Instructions for the task: Repeat each entry word for word. Leave any images out of the copy.

Lines of data:
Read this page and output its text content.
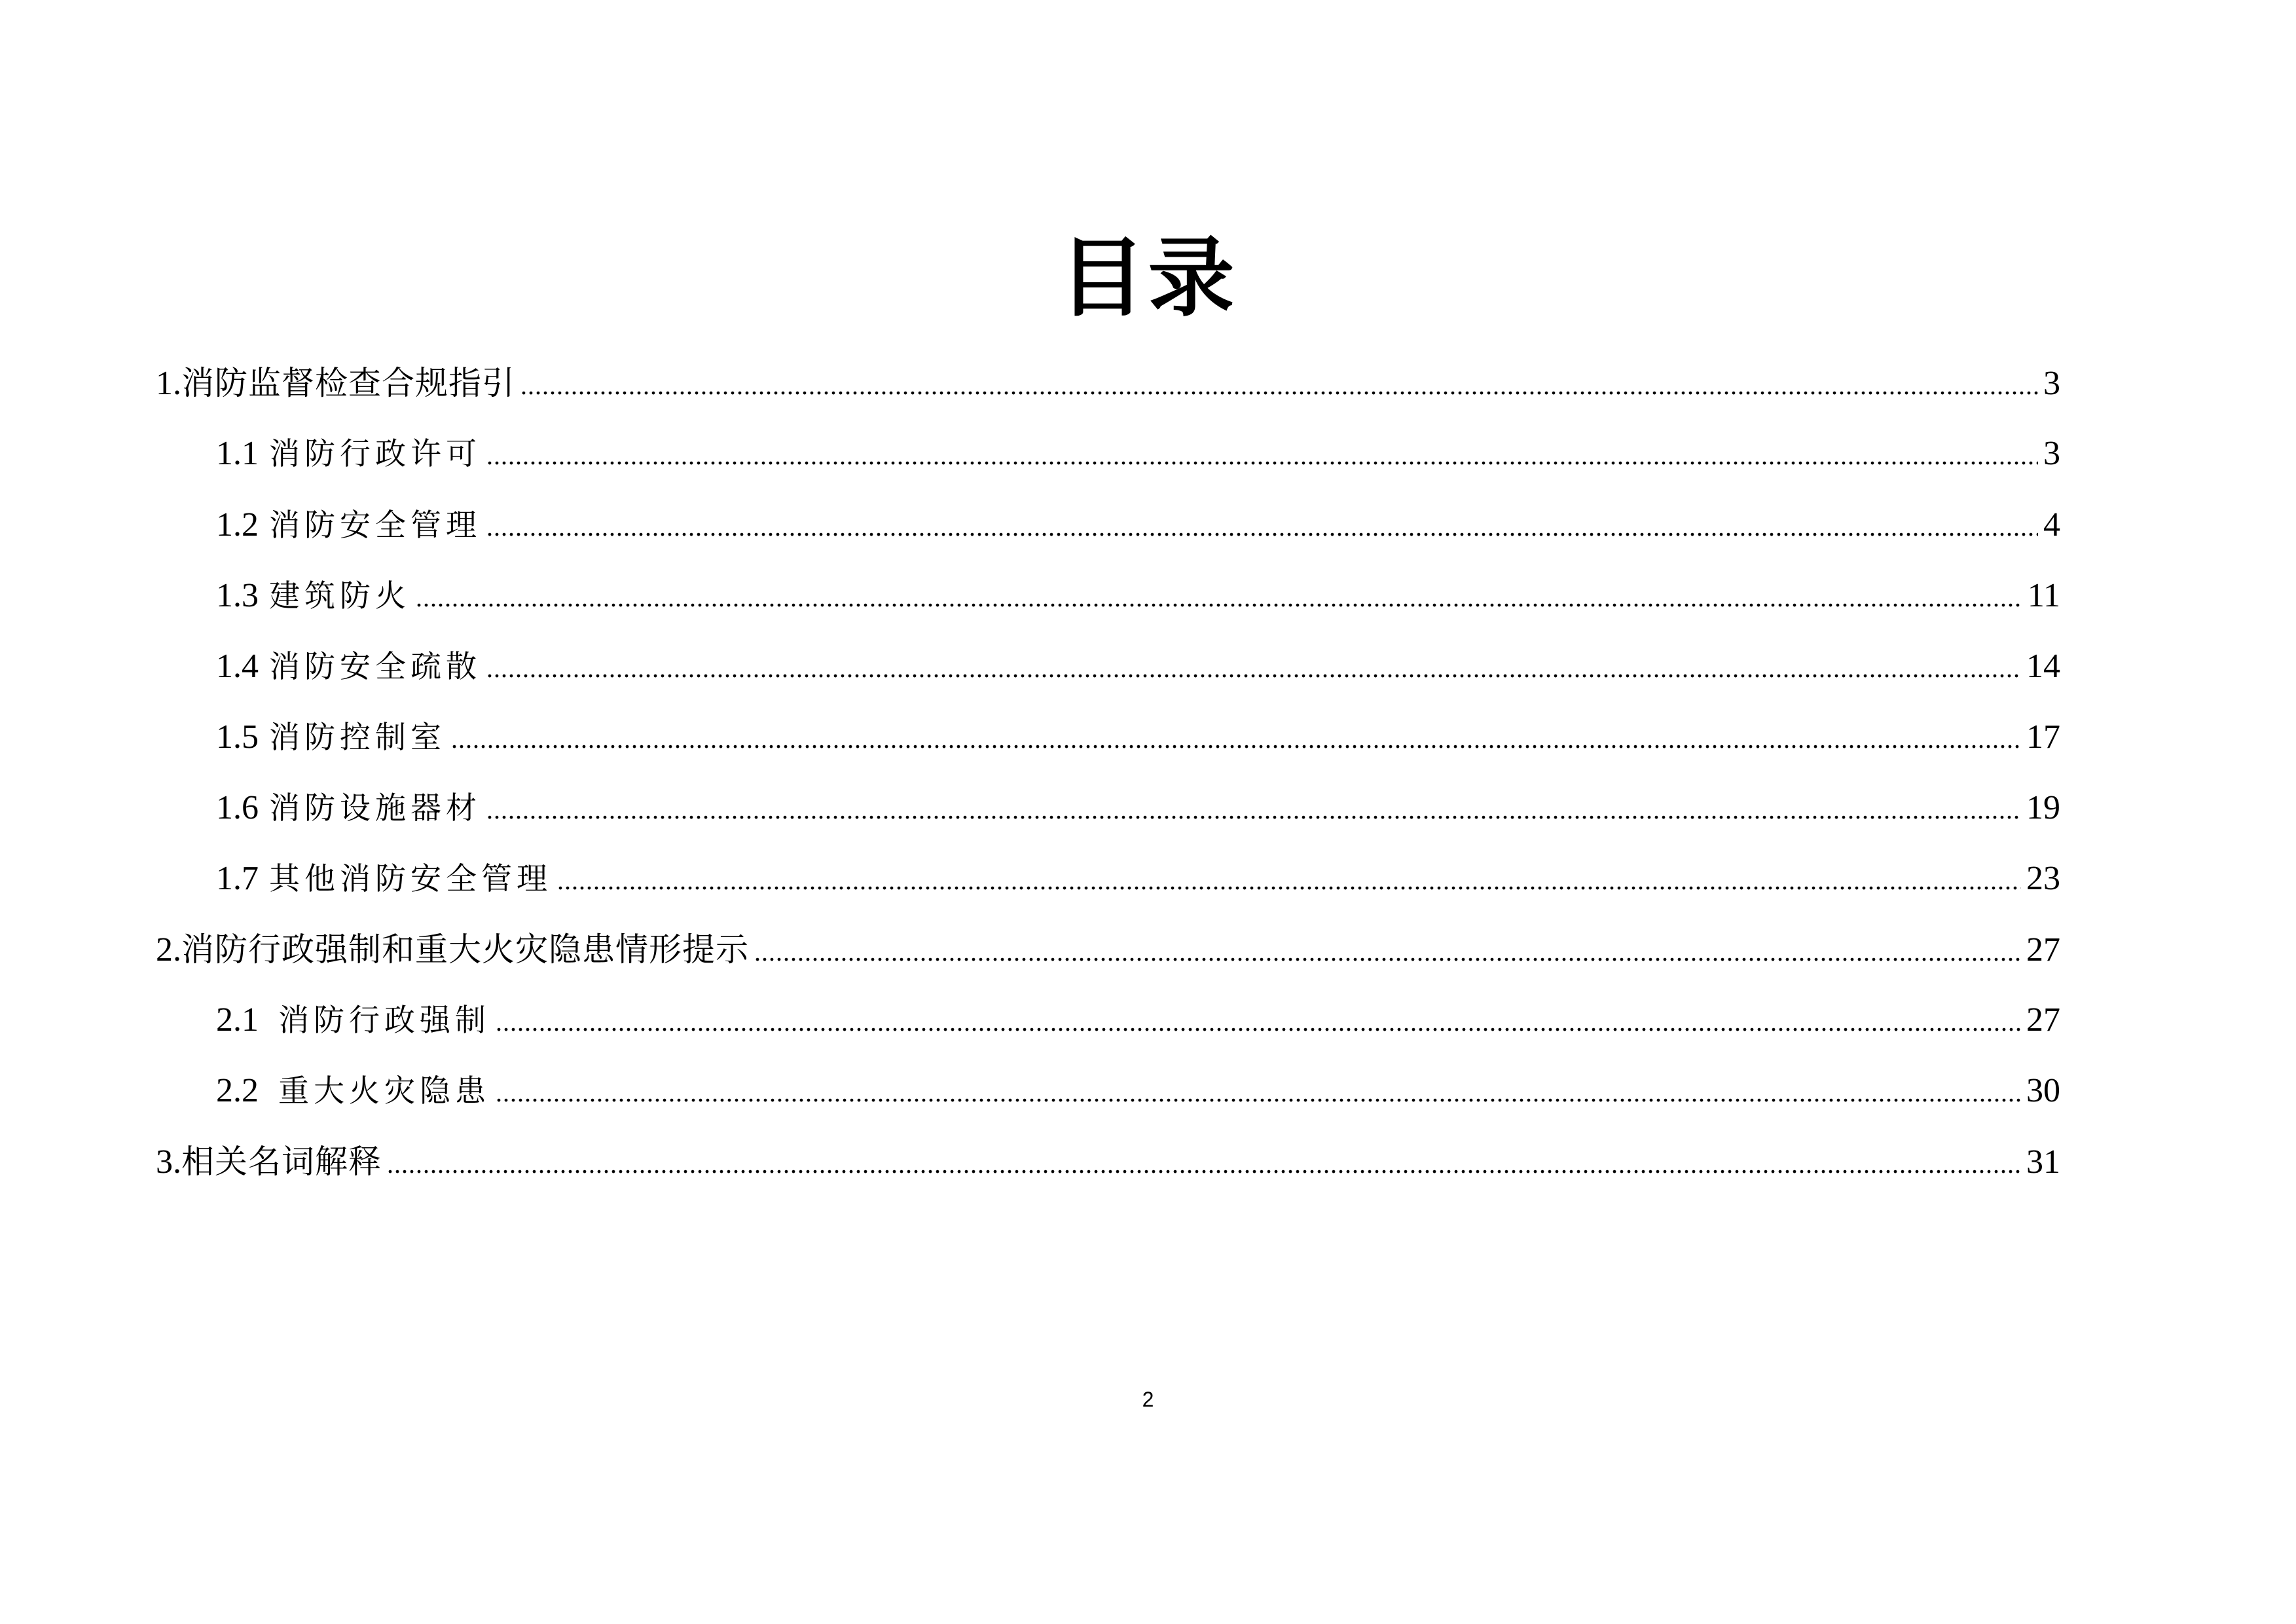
目录
1. 消防监督检查合规指引 .....	3
1.1 消防行政许可 .....	3
1.2 消防安全管理 .....	4
1.3 建筑防火 .....	11
1.4 消防安全疏散 .....	14
1.5 消防控制室 .....	17
1.6 消防设施器材 .....	19
1.7 其他消防安全管理 .....	23
2. 消防行政强制和重大火灾隐患情形提示 .....	27
2.1 消防行政强制 .....	27
2.2 重大火灾隐患 .....	30
3. 相关名词解释 .....	31
2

Finished answer:
Read this page and output its text content.
目录
1. 消防监督检查合规指引 .....	3
1.1 消防行政许可 .....	3
1.2 消防安全管理 .....	4
1.3 建筑防火 .....	11
1.4 消防安全疏散 .....	14
1.5 消防控制室 .....	17
1.6 消防设施器材 .....	19
1.7 其他消防安全管理 .....	23
2. 消防行政强制和重大火灾隐患情形提示 .....	27
2.1 消防行政强制 .....	27
2.2 重大火灾隐患 .....	30
3. 相关名词解释 .....	31
2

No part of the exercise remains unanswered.